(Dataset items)
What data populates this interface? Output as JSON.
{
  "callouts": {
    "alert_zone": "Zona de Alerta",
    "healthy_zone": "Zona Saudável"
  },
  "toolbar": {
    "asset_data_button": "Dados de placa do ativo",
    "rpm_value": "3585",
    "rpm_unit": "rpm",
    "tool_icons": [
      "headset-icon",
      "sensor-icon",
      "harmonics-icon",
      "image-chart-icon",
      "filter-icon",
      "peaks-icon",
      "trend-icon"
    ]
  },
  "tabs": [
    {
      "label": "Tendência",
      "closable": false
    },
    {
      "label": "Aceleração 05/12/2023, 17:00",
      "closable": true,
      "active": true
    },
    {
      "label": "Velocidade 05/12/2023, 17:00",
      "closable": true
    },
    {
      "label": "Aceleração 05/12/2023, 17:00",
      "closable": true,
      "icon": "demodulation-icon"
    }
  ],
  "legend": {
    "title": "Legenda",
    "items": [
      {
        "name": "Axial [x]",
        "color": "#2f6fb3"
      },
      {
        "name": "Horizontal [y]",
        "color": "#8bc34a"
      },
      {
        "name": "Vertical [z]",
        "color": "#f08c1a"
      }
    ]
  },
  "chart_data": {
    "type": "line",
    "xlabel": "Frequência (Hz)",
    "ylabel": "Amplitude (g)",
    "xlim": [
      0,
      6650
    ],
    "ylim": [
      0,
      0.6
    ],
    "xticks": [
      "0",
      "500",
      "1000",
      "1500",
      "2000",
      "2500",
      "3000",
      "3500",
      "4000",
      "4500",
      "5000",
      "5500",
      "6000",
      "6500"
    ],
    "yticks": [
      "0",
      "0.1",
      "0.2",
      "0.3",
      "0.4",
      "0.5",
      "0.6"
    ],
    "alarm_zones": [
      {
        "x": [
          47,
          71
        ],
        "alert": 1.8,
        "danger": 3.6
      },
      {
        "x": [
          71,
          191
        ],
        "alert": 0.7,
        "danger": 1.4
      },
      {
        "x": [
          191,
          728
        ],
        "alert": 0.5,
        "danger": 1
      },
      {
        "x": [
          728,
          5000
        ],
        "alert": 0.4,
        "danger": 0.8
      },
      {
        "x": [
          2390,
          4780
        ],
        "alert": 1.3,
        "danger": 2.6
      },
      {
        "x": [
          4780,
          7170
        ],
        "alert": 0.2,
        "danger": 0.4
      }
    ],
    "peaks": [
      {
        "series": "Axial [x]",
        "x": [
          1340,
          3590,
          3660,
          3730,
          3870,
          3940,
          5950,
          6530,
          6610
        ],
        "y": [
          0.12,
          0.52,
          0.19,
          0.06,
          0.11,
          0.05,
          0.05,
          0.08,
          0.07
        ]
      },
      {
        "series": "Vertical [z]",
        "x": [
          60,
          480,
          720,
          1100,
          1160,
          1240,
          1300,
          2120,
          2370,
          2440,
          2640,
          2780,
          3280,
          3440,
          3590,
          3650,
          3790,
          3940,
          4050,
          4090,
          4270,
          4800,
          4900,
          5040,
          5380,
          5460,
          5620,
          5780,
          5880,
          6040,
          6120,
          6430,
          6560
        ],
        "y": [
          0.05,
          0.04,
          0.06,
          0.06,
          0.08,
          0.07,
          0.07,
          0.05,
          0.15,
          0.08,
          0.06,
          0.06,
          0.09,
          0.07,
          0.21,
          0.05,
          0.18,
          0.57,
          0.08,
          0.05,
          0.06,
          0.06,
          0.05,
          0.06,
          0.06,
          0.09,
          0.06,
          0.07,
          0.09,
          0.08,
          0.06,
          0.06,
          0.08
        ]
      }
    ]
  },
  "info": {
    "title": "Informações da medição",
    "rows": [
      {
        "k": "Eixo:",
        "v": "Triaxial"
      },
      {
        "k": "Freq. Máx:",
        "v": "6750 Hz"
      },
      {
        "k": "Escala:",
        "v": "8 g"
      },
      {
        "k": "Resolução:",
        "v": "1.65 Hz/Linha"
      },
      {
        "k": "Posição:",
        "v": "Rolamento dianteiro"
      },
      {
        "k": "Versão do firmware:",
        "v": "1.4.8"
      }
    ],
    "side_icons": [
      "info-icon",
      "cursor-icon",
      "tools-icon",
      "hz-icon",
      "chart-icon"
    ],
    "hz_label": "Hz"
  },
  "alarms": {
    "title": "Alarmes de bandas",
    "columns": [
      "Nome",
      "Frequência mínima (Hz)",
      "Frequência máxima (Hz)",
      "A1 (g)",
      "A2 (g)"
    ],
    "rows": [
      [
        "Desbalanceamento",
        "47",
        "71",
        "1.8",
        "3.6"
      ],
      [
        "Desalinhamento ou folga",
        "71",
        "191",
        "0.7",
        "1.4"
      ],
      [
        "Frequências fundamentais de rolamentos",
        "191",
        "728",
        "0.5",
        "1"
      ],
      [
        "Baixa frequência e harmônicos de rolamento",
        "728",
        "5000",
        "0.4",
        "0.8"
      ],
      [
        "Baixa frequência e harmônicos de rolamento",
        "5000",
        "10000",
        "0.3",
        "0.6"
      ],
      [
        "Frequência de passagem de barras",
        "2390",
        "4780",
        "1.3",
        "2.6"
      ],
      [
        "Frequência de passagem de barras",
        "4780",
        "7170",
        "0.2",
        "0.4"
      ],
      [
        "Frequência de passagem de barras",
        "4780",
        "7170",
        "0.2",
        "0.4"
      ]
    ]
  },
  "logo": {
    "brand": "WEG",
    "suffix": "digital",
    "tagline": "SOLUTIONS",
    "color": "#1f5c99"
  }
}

[WHAT IS REQUIRED]: Check each line of the data above for the word "true", then state how many lines have it. Give the number alone.

[OUTPUT FOR THIS EXERCISE]: 4